▶ _Stated problem_
Repeat the records below exactly.

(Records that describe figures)
----

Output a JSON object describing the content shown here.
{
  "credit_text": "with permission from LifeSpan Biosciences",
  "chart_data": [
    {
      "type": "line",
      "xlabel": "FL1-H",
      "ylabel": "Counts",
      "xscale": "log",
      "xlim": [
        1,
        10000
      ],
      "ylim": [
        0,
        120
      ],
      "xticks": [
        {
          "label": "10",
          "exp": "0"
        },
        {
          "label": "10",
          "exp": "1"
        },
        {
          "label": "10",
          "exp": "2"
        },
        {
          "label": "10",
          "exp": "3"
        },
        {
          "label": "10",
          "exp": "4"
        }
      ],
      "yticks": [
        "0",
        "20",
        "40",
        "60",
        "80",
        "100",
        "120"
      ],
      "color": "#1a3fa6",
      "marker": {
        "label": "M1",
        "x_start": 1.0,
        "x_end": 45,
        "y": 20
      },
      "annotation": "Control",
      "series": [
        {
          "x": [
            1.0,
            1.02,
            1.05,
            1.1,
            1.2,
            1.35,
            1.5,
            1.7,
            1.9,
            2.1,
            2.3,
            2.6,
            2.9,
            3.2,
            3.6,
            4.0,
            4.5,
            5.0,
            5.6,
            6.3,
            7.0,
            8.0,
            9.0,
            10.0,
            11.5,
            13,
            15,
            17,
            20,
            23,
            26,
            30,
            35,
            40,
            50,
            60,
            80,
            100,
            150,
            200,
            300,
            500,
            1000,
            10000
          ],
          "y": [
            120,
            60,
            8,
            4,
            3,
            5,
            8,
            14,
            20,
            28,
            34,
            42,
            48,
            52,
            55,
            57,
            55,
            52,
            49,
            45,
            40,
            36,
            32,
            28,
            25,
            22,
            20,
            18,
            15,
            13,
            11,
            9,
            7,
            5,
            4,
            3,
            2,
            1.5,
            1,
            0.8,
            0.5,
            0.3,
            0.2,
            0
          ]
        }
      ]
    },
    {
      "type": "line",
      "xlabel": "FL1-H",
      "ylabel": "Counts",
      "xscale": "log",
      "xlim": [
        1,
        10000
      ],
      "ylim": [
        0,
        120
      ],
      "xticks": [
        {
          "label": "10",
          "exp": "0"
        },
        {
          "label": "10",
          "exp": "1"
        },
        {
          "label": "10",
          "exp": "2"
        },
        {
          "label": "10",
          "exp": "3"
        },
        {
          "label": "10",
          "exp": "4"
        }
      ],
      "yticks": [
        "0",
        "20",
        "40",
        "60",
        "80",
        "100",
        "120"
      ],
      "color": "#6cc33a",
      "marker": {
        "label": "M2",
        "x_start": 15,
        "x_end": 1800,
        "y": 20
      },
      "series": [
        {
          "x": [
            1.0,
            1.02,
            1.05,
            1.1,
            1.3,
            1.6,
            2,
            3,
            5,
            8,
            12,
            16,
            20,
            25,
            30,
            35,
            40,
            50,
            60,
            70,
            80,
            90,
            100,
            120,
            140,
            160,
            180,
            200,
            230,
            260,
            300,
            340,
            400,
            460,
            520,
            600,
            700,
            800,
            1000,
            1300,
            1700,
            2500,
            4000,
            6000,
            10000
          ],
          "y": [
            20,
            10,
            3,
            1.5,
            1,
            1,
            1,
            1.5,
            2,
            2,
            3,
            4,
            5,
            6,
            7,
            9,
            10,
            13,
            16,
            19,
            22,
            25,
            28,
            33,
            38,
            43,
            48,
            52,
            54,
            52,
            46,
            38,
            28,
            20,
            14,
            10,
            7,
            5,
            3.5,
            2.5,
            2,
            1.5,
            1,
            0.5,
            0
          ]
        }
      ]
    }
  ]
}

----

▶ _Response below_
Output a JSON object describing the content shown here.
{
  "credit_text": "with permission from LifeSpan Biosciences",
  "chart_data": [
    {
      "type": "line",
      "xlabel": "FL1-H",
      "ylabel": "Counts",
      "xscale": "log",
      "xlim": [
        1,
        10000
      ],
      "ylim": [
        0,
        120
      ],
      "xticks": [
        {
          "label": "10",
          "exp": "0"
        },
        {
          "label": "10",
          "exp": "1"
        },
        {
          "label": "10",
          "exp": "2"
        },
        {
          "label": "10",
          "exp": "3"
        },
        {
          "label": "10",
          "exp": "4"
        }
      ],
      "yticks": [
        "0",
        "20",
        "40",
        "60",
        "80",
        "100",
        "120"
      ],
      "color": "#1a3fa6",
      "marker": {
        "label": "M1",
        "x_start": 1.0,
        "x_end": 45,
        "y": 20
      },
      "annotation": "Control",
      "series": [
        {
          "x": [
            1.0,
            1.02,
            1.05,
            1.1,
            1.2,
            1.35,
            1.5,
            1.7,
            1.9,
            2.1,
            2.3,
            2.6,
            2.9,
            3.2,
            3.6,
            4.0,
            4.5,
            5.0,
            5.6,
            6.3,
            7.0,
            8.0,
            9.0,
            10.0,
            11.5,
            13,
            15,
            17,
            20,
            23,
            26,
            30,
            35,
            40,
            50,
            60,
            80,
            100,
            150,
            200,
            300,
            500,
            1000,
            10000
          ],
          "y": [
            120,
            60,
            8,
            4,
            3,
            5,
            8,
            14,
            20,
            28,
            34,
            42,
            48,
            52,
            55,
            57,
            55,
            52,
            49,
            45,
            40,
            36,
            32,
            28,
            25,
            22,
            20,
            18,
            15,
            13,
            11,
            9,
            7,
            5,
            4,
            3,
            2,
            1.5,
            1,
            0.8,
            0.5,
            0.3,
            0.2,
            0
          ]
        }
      ]
    },
    {
      "type": "line",
      "xlabel": "FL1-H",
      "ylabel": "Counts",
      "xscale": "log",
      "xlim": [
        1,
        10000
      ],
      "ylim": [
        0,
        120
      ],
      "xticks": [
        {
          "label": "10",
          "exp": "0"
        },
        {
          "label": "10",
          "exp": "1"
        },
        {
          "label": "10",
          "exp": "2"
        },
        {
          "label": "10",
          "exp": "3"
        },
        {
          "label": "10",
          "exp": "4"
        }
      ],
      "yticks": [
        "0",
        "20",
        "40",
        "60",
        "80",
        "100",
        "120"
      ],
      "color": "#6cc33a",
      "marker": {
        "label": "M2",
        "x_start": 15,
        "x_end": 1800,
        "y": 20
      },
      "series": [
        {
          "x": [
            1.0,
            1.02,
            1.05,
            1.1,
            1.3,
            1.6,
            2,
            3,
            5,
            8,
            12,
            16,
            20,
            25,
            30,
            35,
            40,
            50,
            60,
            70,
            80,
            90,
            100,
            120,
            140,
            160,
            180,
            200,
            230,
            260,
            300,
            340,
            400,
            460,
            520,
            600,
            700,
            800,
            1000,
            1300,
            1700,
            2500,
            4000,
            6000,
            10000
          ],
          "y": [
            20,
            10,
            3,
            1.5,
            1,
            1,
            1,
            1.5,
            2,
            2,
            3,
            4,
            5,
            6,
            7,
            9,
            10,
            13,
            16,
            19,
            22,
            25,
            28,
            33,
            38,
            43,
            48,
            52,
            54,
            52,
            46,
            38,
            28,
            20,
            14,
            10,
            7,
            5,
            3.5,
            2.5,
            2,
            1.5,
            1,
            0.5,
            0
          ]
        }
      ]
    }
  ]
}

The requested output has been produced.